** start Data supplied **

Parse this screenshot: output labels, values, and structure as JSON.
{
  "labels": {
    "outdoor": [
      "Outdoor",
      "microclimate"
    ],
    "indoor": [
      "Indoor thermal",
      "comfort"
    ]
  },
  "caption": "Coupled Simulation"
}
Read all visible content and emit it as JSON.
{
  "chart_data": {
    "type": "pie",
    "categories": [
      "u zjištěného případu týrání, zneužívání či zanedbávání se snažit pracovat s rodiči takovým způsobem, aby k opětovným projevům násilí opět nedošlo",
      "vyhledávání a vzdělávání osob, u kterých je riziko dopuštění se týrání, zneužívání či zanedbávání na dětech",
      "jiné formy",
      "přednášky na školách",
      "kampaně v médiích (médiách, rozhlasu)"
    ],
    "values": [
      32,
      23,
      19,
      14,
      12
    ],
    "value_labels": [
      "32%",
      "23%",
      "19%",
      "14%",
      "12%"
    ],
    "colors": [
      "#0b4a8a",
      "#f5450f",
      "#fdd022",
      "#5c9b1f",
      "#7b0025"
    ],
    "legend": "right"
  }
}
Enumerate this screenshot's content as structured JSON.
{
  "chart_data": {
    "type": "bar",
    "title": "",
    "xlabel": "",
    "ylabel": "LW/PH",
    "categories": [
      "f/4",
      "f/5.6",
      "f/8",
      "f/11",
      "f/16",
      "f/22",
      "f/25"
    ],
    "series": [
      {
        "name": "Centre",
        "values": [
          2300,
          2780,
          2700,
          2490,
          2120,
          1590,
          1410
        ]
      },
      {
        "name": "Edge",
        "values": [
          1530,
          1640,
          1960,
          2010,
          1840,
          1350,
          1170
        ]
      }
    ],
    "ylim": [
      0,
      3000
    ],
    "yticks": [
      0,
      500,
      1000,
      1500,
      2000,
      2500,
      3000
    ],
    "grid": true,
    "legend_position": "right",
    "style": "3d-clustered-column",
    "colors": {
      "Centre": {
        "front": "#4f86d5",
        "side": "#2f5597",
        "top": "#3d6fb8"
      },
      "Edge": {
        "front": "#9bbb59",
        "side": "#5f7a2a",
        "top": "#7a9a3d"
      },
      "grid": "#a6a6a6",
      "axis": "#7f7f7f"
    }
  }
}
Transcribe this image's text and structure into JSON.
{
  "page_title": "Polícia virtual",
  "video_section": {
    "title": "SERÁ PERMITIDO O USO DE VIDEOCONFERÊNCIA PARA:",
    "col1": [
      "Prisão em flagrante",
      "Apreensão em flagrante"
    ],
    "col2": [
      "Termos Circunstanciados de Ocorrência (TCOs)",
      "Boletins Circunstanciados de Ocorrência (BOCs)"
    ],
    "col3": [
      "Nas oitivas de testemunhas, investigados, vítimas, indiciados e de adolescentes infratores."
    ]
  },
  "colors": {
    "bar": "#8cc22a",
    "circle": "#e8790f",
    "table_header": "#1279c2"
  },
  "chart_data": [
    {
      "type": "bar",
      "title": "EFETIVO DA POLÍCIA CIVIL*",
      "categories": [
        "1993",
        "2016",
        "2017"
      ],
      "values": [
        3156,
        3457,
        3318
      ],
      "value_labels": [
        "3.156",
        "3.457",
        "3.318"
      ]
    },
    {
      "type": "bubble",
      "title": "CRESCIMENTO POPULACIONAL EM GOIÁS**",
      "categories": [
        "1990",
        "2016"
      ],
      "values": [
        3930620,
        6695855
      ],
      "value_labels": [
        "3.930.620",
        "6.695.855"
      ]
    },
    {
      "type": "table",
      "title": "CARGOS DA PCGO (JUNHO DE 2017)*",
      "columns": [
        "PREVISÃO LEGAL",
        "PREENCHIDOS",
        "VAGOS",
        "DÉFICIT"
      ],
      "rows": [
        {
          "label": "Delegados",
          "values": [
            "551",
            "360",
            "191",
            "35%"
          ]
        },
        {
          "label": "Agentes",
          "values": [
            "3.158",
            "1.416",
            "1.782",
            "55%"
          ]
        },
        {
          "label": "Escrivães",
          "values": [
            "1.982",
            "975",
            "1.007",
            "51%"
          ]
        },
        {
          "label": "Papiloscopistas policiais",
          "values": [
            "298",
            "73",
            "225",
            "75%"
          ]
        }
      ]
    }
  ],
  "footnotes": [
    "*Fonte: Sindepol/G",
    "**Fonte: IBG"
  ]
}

** end Data supplied **

Goal>
Each line in the entries above that includes the string "JSON" should be extracted.

Output below>
Parse this screenshot: output labels, values, and structure as JSON.
Read all visible content and emit it as JSON.
Enumerate this screenshot's content as structured JSON.
Transcribe this image's text and structure into JSON.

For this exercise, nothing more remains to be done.